Provided passage:
Segment Open
Desperate for connection and newly armed with access to the internet thanks to the satellite signal, the buoy becomes determined to figure out how to fake being a “lifeform.” That’s when it stumbles on the influencer profile “One Deja at a Time,” whose stars (also Stewart and Yeun, now playing humans Deja and Liam) seem to have the perfect life. This is where the trouble begins.

The buoy creates a catfish Instagram profile with Deja’s picture and the name “Me” to persuade the satellite that it is, in fact, a “lifeform.” Then, “she” generously offers to teach the satellite how to be one as well—starting by creating a profile with the name “I Am.” Soon enough, the two create a virtual realm where they can stage date nights for a YouTube channel of their own. While “Me” is desperate to re-enact Deja and Liam’s dream-like lives, thereby winning their joy for herself, “I Am” has no idea he’s been cast to play a part; as far as he knows, he’s simply fallen in love with a lifeform that has generously agreed to teach him how to be human. But, then... what is “love,” anyway?
Segment Closed
Exercise data:
Segment Open
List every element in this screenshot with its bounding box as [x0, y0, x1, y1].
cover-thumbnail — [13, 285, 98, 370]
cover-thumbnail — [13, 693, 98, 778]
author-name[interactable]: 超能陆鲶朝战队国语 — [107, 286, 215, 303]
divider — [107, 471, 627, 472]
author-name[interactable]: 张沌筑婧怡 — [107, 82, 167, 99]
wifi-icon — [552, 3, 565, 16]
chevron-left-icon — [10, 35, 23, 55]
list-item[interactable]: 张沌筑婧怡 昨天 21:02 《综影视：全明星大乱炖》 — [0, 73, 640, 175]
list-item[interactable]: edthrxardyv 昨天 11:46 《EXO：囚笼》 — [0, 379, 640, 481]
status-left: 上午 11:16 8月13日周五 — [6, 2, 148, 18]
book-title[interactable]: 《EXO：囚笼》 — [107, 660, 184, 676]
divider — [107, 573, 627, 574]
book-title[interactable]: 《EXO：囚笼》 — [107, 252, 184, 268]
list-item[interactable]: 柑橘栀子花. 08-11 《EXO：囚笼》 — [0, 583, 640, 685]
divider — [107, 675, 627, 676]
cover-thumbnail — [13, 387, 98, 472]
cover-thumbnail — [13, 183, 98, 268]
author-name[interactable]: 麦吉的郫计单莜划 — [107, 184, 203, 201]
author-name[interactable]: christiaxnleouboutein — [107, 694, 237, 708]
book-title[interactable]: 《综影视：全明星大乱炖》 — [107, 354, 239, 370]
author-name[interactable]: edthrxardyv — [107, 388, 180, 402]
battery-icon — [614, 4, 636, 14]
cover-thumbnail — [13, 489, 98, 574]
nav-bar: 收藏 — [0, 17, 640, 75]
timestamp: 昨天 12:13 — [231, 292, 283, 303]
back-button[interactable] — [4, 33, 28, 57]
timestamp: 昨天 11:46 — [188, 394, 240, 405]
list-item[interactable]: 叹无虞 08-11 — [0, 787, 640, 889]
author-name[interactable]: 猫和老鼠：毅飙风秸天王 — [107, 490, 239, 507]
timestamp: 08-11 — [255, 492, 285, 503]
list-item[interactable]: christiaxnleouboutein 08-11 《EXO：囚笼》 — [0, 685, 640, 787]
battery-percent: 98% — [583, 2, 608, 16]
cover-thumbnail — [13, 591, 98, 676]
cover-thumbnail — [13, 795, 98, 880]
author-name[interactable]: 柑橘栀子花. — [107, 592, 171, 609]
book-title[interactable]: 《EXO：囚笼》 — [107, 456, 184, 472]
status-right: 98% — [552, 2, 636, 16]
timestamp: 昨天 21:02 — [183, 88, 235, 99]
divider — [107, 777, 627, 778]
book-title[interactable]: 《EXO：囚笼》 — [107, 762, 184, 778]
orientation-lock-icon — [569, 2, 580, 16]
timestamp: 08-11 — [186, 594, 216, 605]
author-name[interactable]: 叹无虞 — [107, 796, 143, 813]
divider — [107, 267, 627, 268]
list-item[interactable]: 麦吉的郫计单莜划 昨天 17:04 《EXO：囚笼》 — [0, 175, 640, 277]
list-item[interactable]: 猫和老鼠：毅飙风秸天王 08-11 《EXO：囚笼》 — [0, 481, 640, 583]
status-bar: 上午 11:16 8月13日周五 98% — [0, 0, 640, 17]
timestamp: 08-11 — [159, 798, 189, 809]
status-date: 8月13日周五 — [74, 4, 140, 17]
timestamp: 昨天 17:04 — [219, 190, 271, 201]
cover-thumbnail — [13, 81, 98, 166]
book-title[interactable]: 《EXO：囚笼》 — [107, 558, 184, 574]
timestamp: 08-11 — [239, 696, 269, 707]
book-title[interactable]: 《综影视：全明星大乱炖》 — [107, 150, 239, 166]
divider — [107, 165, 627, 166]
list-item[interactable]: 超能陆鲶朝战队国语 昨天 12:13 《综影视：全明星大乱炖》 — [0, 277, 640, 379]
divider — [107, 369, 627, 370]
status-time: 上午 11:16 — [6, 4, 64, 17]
Segment Closed
Work required: In the plot summary, what name does the buoy put on its catfish Instagram profile? None of the records are needed here.

Solution to the problem: "Me"